WORK REQUIRED:
Give the listing again character for character, but drop the images.

INFORMATION GIVEN:

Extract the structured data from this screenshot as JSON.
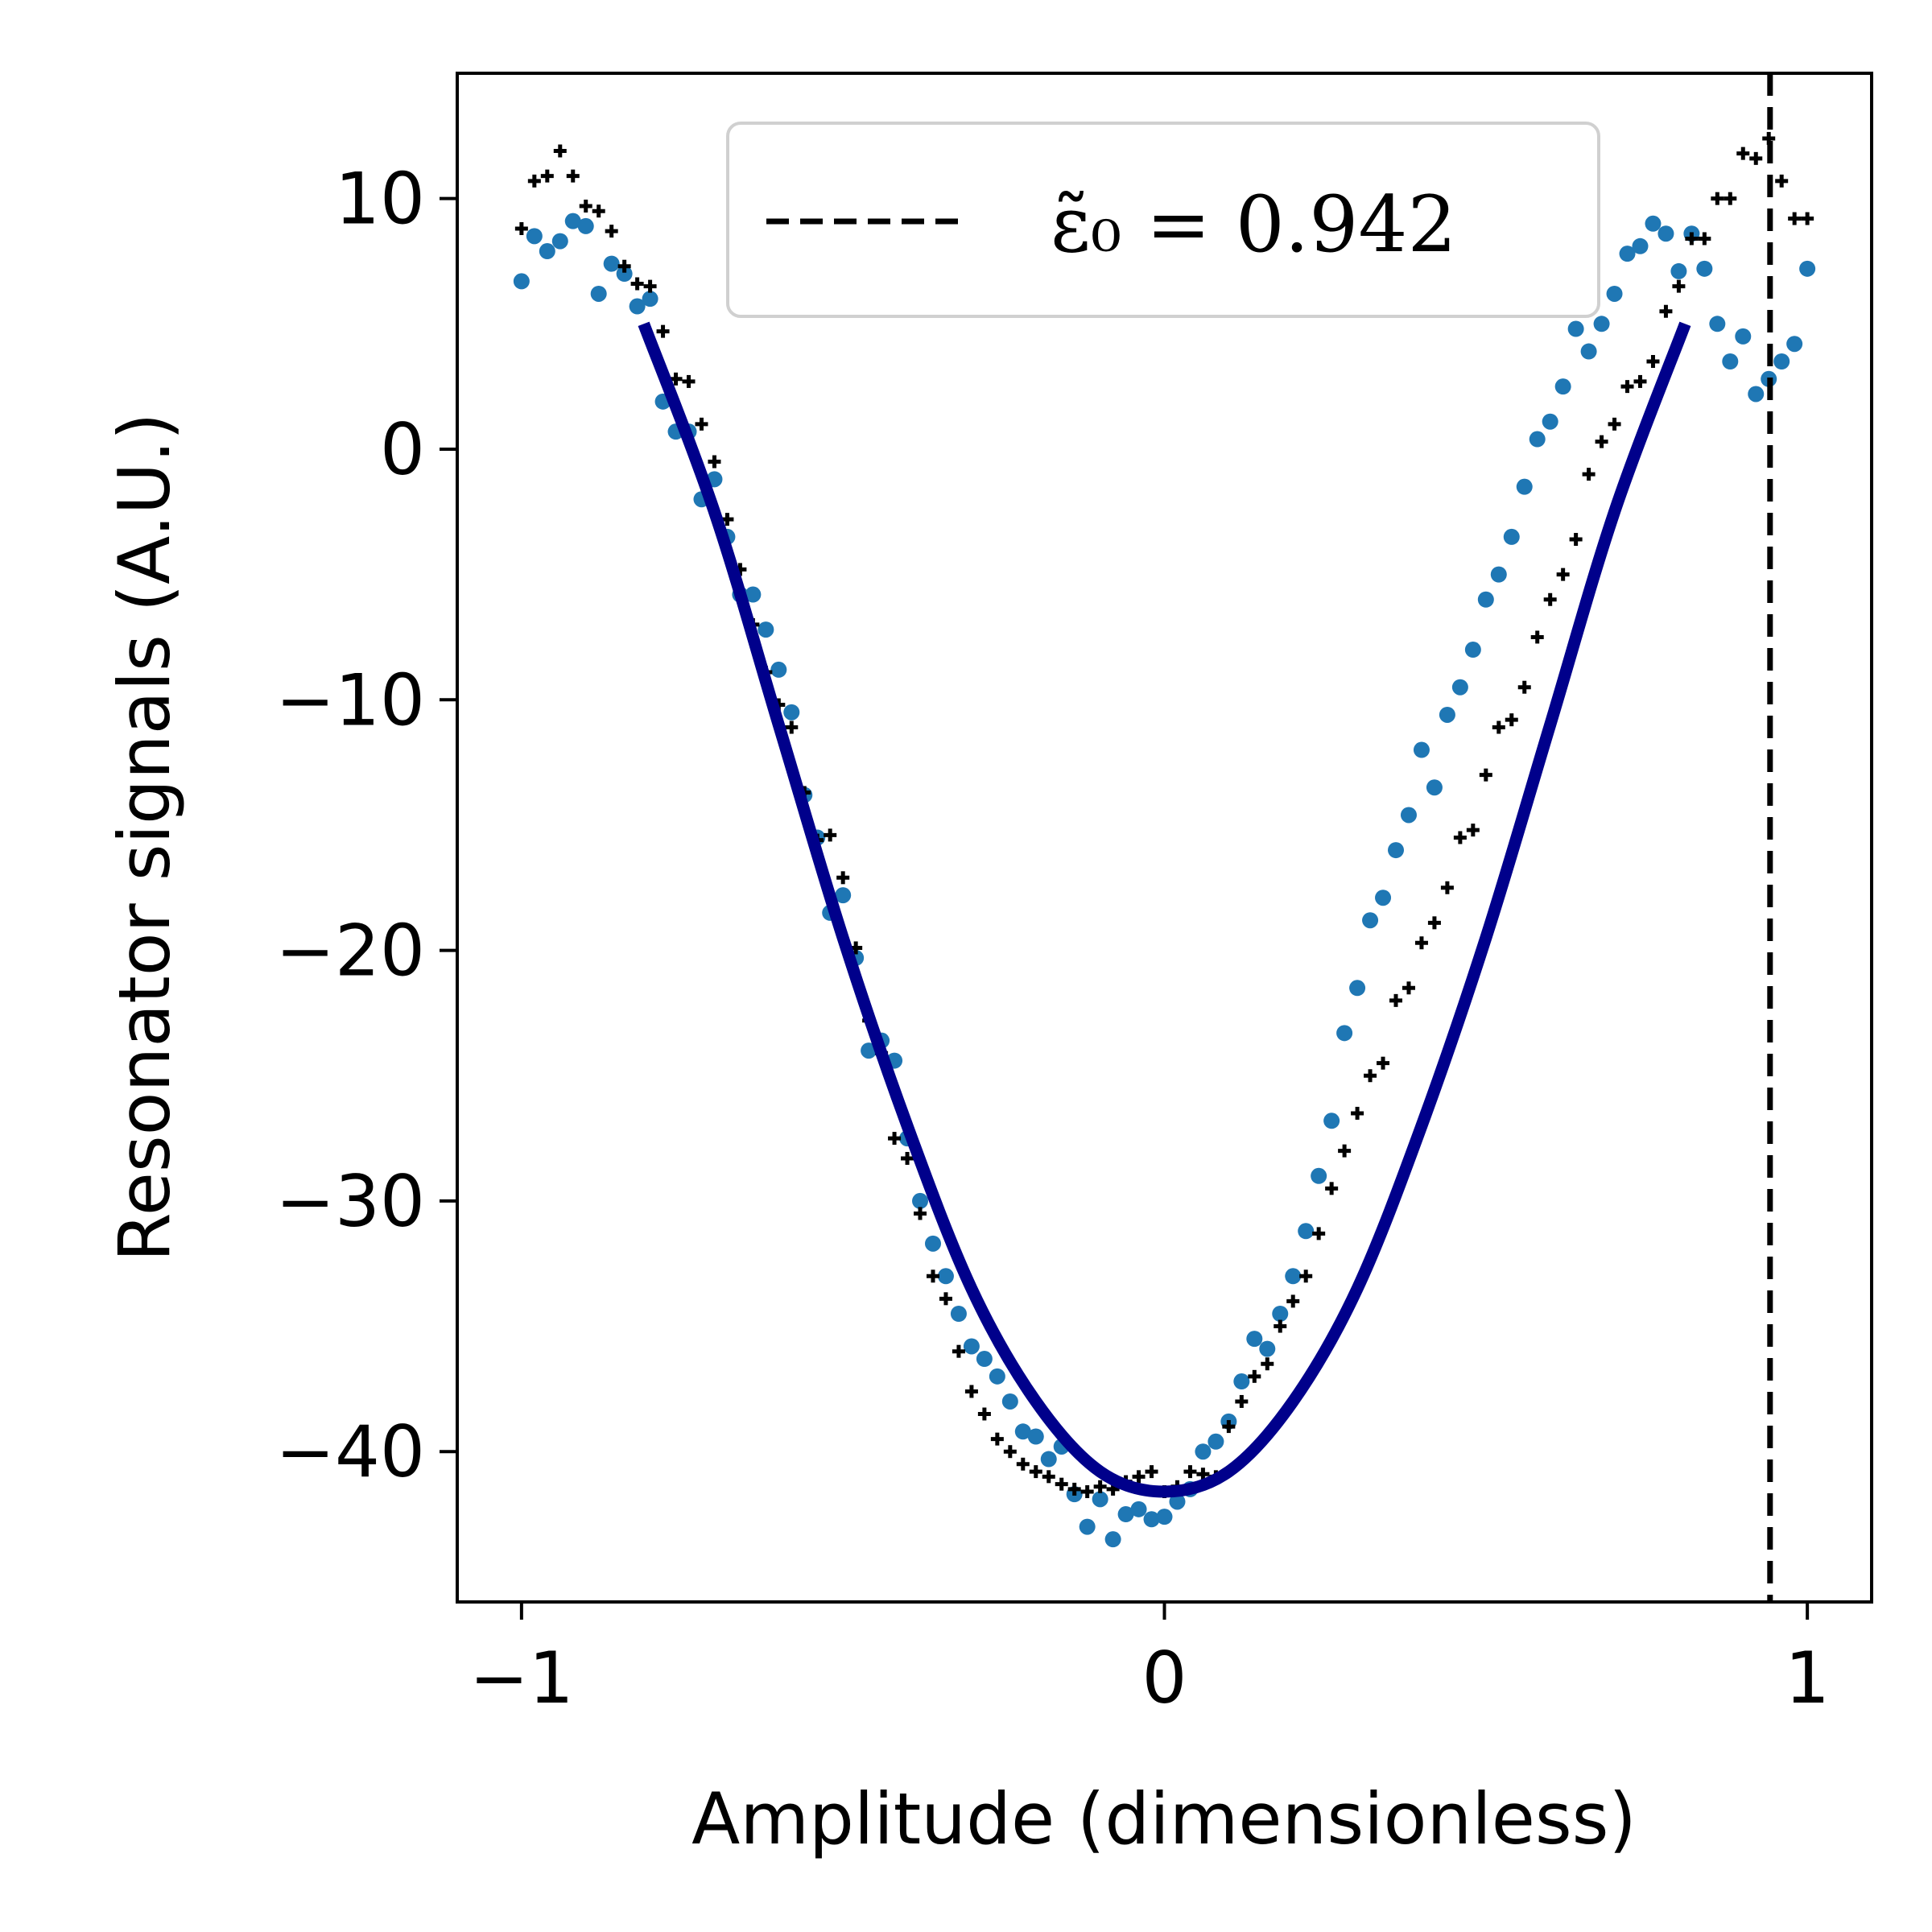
{
  "chart_data": {
    "type": "scatter",
    "title": "",
    "xlabel": "Amplitude (dimensionless)",
    "ylabel": "Resonator signals (A.U.)",
    "xlim": [
      -1.1,
      1.1
    ],
    "ylim": [
      -46,
      15
    ],
    "xticks": [
      -1,
      0,
      1
    ],
    "xtick_labels": [
      "−1",
      "0",
      "1"
    ],
    "yticks": [
      10,
      0,
      -10,
      -20,
      -30,
      -40
    ],
    "ytick_labels": [
      "10",
      "0",
      "−10",
      "−20",
      "−30",
      "−40"
    ],
    "grid": false,
    "legend": {
      "position": "top-center",
      "label": "ε̃₀ = 0.942"
    },
    "vline": {
      "x": 0.942,
      "style": "dashed",
      "color": "#000000"
    },
    "fit": {
      "color": "#00008b",
      "x": [
        -0.81,
        -0.7,
        -0.6,
        -0.5,
        -0.4,
        -0.3,
        -0.2,
        -0.1,
        0.0,
        0.1,
        0.2,
        0.3,
        0.4,
        0.5,
        0.6,
        0.7,
        0.81
      ],
      "y": [
        5.0,
        -2.5,
        -11.0,
        -19.5,
        -27.0,
        -33.5,
        -38.0,
        -40.8,
        -41.6,
        -40.8,
        -38.0,
        -33.5,
        -27.0,
        -19.5,
        -11.0,
        -2.5,
        5.0
      ]
    },
    "series": [
      {
        "marker": "dot",
        "color": "#1f77b4",
        "x": [
          -1.0,
          -0.98,
          -0.96,
          -0.94,
          -0.92,
          -0.9,
          -0.88,
          -0.86,
          -0.84,
          -0.82,
          -0.8,
          -0.78,
          -0.76,
          -0.74,
          -0.72,
          -0.7,
          -0.68,
          -0.66,
          -0.64,
          -0.62,
          -0.6,
          -0.58,
          -0.56,
          -0.54,
          -0.52,
          -0.5,
          -0.48,
          -0.46,
          -0.44,
          -0.42,
          -0.4,
          -0.38,
          -0.36,
          -0.34,
          -0.32,
          -0.3,
          -0.28,
          -0.26,
          -0.24,
          -0.22,
          -0.2,
          -0.18,
          -0.16,
          -0.14,
          -0.12,
          -0.1,
          -0.08,
          -0.06,
          -0.04,
          -0.02,
          0.0,
          0.02,
          0.04,
          0.06,
          0.08,
          0.1,
          0.12,
          0.14,
          0.16,
          0.18,
          0.2,
          0.22,
          0.24,
          0.26,
          0.28,
          0.3,
          0.32,
          0.34,
          0.36,
          0.38,
          0.4,
          0.42,
          0.44,
          0.46,
          0.48,
          0.5,
          0.52,
          0.54,
          0.56,
          0.58,
          0.6,
          0.62,
          0.64,
          0.66,
          0.68,
          0.7,
          0.72,
          0.74,
          0.76,
          0.78,
          0.8,
          0.82,
          0.84,
          0.86,
          0.88,
          0.9,
          0.92,
          0.94,
          0.96,
          0.98,
          1.0
        ],
        "y": [
          6.7,
          8.5,
          7.9,
          8.3,
          9.1,
          8.9,
          6.2,
          7.4,
          7.0,
          5.7,
          6.0,
          1.9,
          0.7,
          0.7,
          -2.0,
          -1.2,
          -3.5,
          -5.8,
          -5.8,
          -7.2,
          -8.8,
          -10.5,
          -13.8,
          -15.5,
          -18.5,
          -17.8,
          -20.3,
          -24.0,
          -23.6,
          -24.4,
          -27.5,
          -30.0,
          -31.7,
          -33.0,
          -34.5,
          -35.8,
          -36.3,
          -37.0,
          -38.0,
          -39.2,
          -39.4,
          -40.3,
          -39.8,
          -41.7,
          -43.0,
          -41.9,
          -43.5,
          -42.5,
          -42.3,
          -42.7,
          -42.6,
          -42.0,
          -41.5,
          -40.0,
          -39.6,
          -38.8,
          -37.2,
          -35.5,
          -35.9,
          -34.5,
          -33.0,
          -31.2,
          -29.0,
          -26.8,
          -23.3,
          -21.5,
          -18.8,
          -17.9,
          -16.0,
          -14.6,
          -12.0,
          -13.5,
          -10.6,
          -9.5,
          -8.0,
          -6.0,
          -5.0,
          -3.5,
          -1.5,
          0.4,
          1.1,
          2.5,
          4.8,
          3.9,
          5.0,
          6.2,
          7.8,
          8.1,
          9.0,
          8.6,
          7.1,
          8.6,
          7.2,
          5.0,
          3.5,
          4.5,
          2.2,
          2.8,
          3.5,
          4.2,
          7.2
        ]
      },
      {
        "marker": "plus",
        "color": "#000000",
        "x": [
          -1.0,
          -0.98,
          -0.96,
          -0.94,
          -0.92,
          -0.9,
          -0.88,
          -0.86,
          -0.84,
          -0.82,
          -0.8,
          -0.78,
          -0.76,
          -0.74,
          -0.72,
          -0.7,
          -0.68,
          -0.66,
          -0.64,
          -0.62,
          -0.6,
          -0.58,
          -0.56,
          -0.54,
          -0.52,
          -0.5,
          -0.48,
          -0.46,
          -0.44,
          -0.42,
          -0.4,
          -0.38,
          -0.36,
          -0.34,
          -0.32,
          -0.3,
          -0.28,
          -0.26,
          -0.24,
          -0.22,
          -0.2,
          -0.18,
          -0.16,
          -0.14,
          -0.12,
          -0.1,
          -0.08,
          -0.06,
          -0.04,
          -0.02,
          0.0,
          0.02,
          0.04,
          0.06,
          0.08,
          0.1,
          0.12,
          0.14,
          0.16,
          0.18,
          0.2,
          0.22,
          0.24,
          0.26,
          0.28,
          0.3,
          0.32,
          0.34,
          0.36,
          0.38,
          0.4,
          0.42,
          0.44,
          0.46,
          0.48,
          0.5,
          0.52,
          0.54,
          0.56,
          0.58,
          0.6,
          0.62,
          0.64,
          0.66,
          0.68,
          0.7,
          0.72,
          0.74,
          0.76,
          0.78,
          0.8,
          0.82,
          0.84,
          0.86,
          0.88,
          0.9,
          0.92,
          0.94,
          0.96,
          0.98,
          1.0
        ],
        "y": [
          8.8,
          10.7,
          10.9,
          11.9,
          10.9,
          9.7,
          9.5,
          8.7,
          7.3,
          6.6,
          6.5,
          4.7,
          2.8,
          2.7,
          1.0,
          -0.5,
          -2.8,
          -4.8,
          -7.0,
          -8.9,
          -10.2,
          -11.1,
          -13.7,
          -15.6,
          -15.4,
          -17.1,
          -19.9,
          -22.8,
          -24.1,
          -27.5,
          -28.3,
          -30.5,
          -33.0,
          -33.9,
          -36.0,
          -37.6,
          -38.5,
          -39.5,
          -40.0,
          -40.5,
          -40.8,
          -41.0,
          -41.3,
          -41.5,
          -41.6,
          -41.4,
          -41.5,
          -41.2,
          -41.0,
          -40.8,
          -41.6,
          -41.4,
          -40.8,
          -40.9,
          -41.0,
          -39.0,
          -38.0,
          -37.0,
          -36.5,
          -35.0,
          -34.0,
          -33.0,
          -31.3,
          -29.5,
          -28.0,
          -26.5,
          -25.0,
          -24.5,
          -22.0,
          -21.5,
          -19.7,
          -18.9,
          -17.5,
          -15.5,
          -15.2,
          -13.0,
          -11.1,
          -10.8,
          -9.5,
          -7.5,
          -6.0,
          -5.0,
          -3.6,
          -1.0,
          0.3,
          1.0,
          2.5,
          2.7,
          3.5,
          5.5,
          6.5,
          8.4,
          8.4,
          10.0,
          10.0,
          11.8,
          11.6,
          12.4,
          10.7,
          9.2,
          9.2
        ]
      }
    ]
  }
}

RESPONSE BELOW:
Extract the structured data from this screenshot as JSON.
{
  "chart_data": {
    "type": "scatter",
    "title": "",
    "xlabel": "Amplitude (dimensionless)",
    "ylabel": "Resonator signals (A.U.)",
    "xlim": [
      -1.1,
      1.1
    ],
    "ylim": [
      -46,
      15
    ],
    "xticks": [
      -1,
      0,
      1
    ],
    "xtick_labels": [
      "−1",
      "0",
      "1"
    ],
    "yticks": [
      10,
      0,
      -10,
      -20,
      -30,
      -40
    ],
    "ytick_labels": [
      "10",
      "0",
      "−10",
      "−20",
      "−30",
      "−40"
    ],
    "grid": false,
    "legend": {
      "position": "top-center",
      "label": "ε̃₀ = 0.942"
    },
    "vline": {
      "x": 0.942,
      "style": "dashed",
      "color": "#000000"
    },
    "fit": {
      "color": "#00008b",
      "x": [
        -0.81,
        -0.7,
        -0.6,
        -0.5,
        -0.4,
        -0.3,
        -0.2,
        -0.1,
        0.0,
        0.1,
        0.2,
        0.3,
        0.4,
        0.5,
        0.6,
        0.7,
        0.81
      ],
      "y": [
        5.0,
        -2.5,
        -11.0,
        -19.5,
        -27.0,
        -33.5,
        -38.0,
        -40.8,
        -41.6,
        -40.8,
        -38.0,
        -33.5,
        -27.0,
        -19.5,
        -11.0,
        -2.5,
        5.0
      ]
    },
    "series": [
      {
        "marker": "dot",
        "color": "#1f77b4",
        "x": [
          -1.0,
          -0.98,
          -0.96,
          -0.94,
          -0.92,
          -0.9,
          -0.88,
          -0.86,
          -0.84,
          -0.82,
          -0.8,
          -0.78,
          -0.76,
          -0.74,
          -0.72,
          -0.7,
          -0.68,
          -0.66,
          -0.64,
          -0.62,
          -0.6,
          -0.58,
          -0.56,
          -0.54,
          -0.52,
          -0.5,
          -0.48,
          -0.46,
          -0.44,
          -0.42,
          -0.4,
          -0.38,
          -0.36,
          -0.34,
          -0.32,
          -0.3,
          -0.28,
          -0.26,
          -0.24,
          -0.22,
          -0.2,
          -0.18,
          -0.16,
          -0.14,
          -0.12,
          -0.1,
          -0.08,
          -0.06,
          -0.04,
          -0.02,
          0.0,
          0.02,
          0.04,
          0.06,
          0.08,
          0.1,
          0.12,
          0.14,
          0.16,
          0.18,
          0.2,
          0.22,
          0.24,
          0.26,
          0.28,
          0.3,
          0.32,
          0.34,
          0.36,
          0.38,
          0.4,
          0.42,
          0.44,
          0.46,
          0.48,
          0.5,
          0.52,
          0.54,
          0.56,
          0.58,
          0.6,
          0.62,
          0.64,
          0.66,
          0.68,
          0.7,
          0.72,
          0.74,
          0.76,
          0.78,
          0.8,
          0.82,
          0.84,
          0.86,
          0.88,
          0.9,
          0.92,
          0.94,
          0.96,
          0.98,
          1.0
        ],
        "y": [
          6.7,
          8.5,
          7.9,
          8.3,
          9.1,
          8.9,
          6.2,
          7.4,
          7.0,
          5.7,
          6.0,
          1.9,
          0.7,
          0.7,
          -2.0,
          -1.2,
          -3.5,
          -5.8,
          -5.8,
          -7.2,
          -8.8,
          -10.5,
          -13.8,
          -15.5,
          -18.5,
          -17.8,
          -20.3,
          -24.0,
          -23.6,
          -24.4,
          -27.5,
          -30.0,
          -31.7,
          -33.0,
          -34.5,
          -35.8,
          -36.3,
          -37.0,
          -38.0,
          -39.2,
          -39.4,
          -40.3,
          -39.8,
          -41.7,
          -43.0,
          -41.9,
          -43.5,
          -42.5,
          -42.3,
          -42.7,
          -42.6,
          -42.0,
          -41.5,
          -40.0,
          -39.6,
          -38.8,
          -37.2,
          -35.5,
          -35.9,
          -34.5,
          -33.0,
          -31.2,
          -29.0,
          -26.8,
          -23.3,
          -21.5,
          -18.8,
          -17.9,
          -16.0,
          -14.6,
          -12.0,
          -13.5,
          -10.6,
          -9.5,
          -8.0,
          -6.0,
          -5.0,
          -3.5,
          -1.5,
          0.4,
          1.1,
          2.5,
          4.8,
          3.9,
          5.0,
          6.2,
          7.8,
          8.1,
          9.0,
          8.6,
          7.1,
          8.6,
          7.2,
          5.0,
          3.5,
          4.5,
          2.2,
          2.8,
          3.5,
          4.2,
          7.2
        ]
      },
      {
        "marker": "plus",
        "color": "#000000",
        "x": [
          -1.0,
          -0.98,
          -0.96,
          -0.94,
          -0.92,
          -0.9,
          -0.88,
          -0.86,
          -0.84,
          -0.82,
          -0.8,
          -0.78,
          -0.76,
          -0.74,
          -0.72,
          -0.7,
          -0.68,
          -0.66,
          -0.64,
          -0.62,
          -0.6,
          -0.58,
          -0.56,
          -0.54,
          -0.52,
          -0.5,
          -0.48,
          -0.46,
          -0.44,
          -0.42,
          -0.4,
          -0.38,
          -0.36,
          -0.34,
          -0.32,
          -0.3,
          -0.28,
          -0.26,
          -0.24,
          -0.22,
          -0.2,
          -0.18,
          -0.16,
          -0.14,
          -0.12,
          -0.1,
          -0.08,
          -0.06,
          -0.04,
          -0.02,
          0.0,
          0.02,
          0.04,
          0.06,
          0.08,
          0.1,
          0.12,
          0.14,
          0.16,
          0.18,
          0.2,
          0.22,
          0.24,
          0.26,
          0.28,
          0.3,
          0.32,
          0.34,
          0.36,
          0.38,
          0.4,
          0.42,
          0.44,
          0.46,
          0.48,
          0.5,
          0.52,
          0.54,
          0.56,
          0.58,
          0.6,
          0.62,
          0.64,
          0.66,
          0.68,
          0.7,
          0.72,
          0.74,
          0.76,
          0.78,
          0.8,
          0.82,
          0.84,
          0.86,
          0.88,
          0.9,
          0.92,
          0.94,
          0.96,
          0.98,
          1.0
        ],
        "y": [
          8.8,
          10.7,
          10.9,
          11.9,
          10.9,
          9.7,
          9.5,
          8.7,
          7.3,
          6.6,
          6.5,
          4.7,
          2.8,
          2.7,
          1.0,
          -0.5,
          -2.8,
          -4.8,
          -7.0,
          -8.9,
          -10.2,
          -11.1,
          -13.7,
          -15.6,
          -15.4,
          -17.1,
          -19.9,
          -22.8,
          -24.1,
          -27.5,
          -28.3,
          -30.5,
          -33.0,
          -33.9,
          -36.0,
          -37.6,
          -38.5,
          -39.5,
          -40.0,
          -40.5,
          -40.8,
          -41.0,
          -41.3,
          -41.5,
          -41.6,
          -41.4,
          -41.5,
          -41.2,
          -41.0,
          -40.8,
          -41.6,
          -41.4,
          -40.8,
          -40.9,
          -41.0,
          -39.0,
          -38.0,
          -37.0,
          -36.5,
          -35.0,
          -34.0,
          -33.0,
          -31.3,
          -29.5,
          -28.0,
          -26.5,
          -25.0,
          -24.5,
          -22.0,
          -21.5,
          -19.7,
          -18.9,
          -17.5,
          -15.5,
          -15.2,
          -13.0,
          -11.1,
          -10.8,
          -9.5,
          -7.5,
          -6.0,
          -5.0,
          -3.6,
          -1.0,
          0.3,
          1.0,
          2.5,
          2.7,
          3.5,
          5.5,
          6.5,
          8.4,
          8.4,
          10.0,
          10.0,
          11.8,
          11.6,
          12.4,
          10.7,
          9.2,
          9.2
        ]
      }
    ]
  }
}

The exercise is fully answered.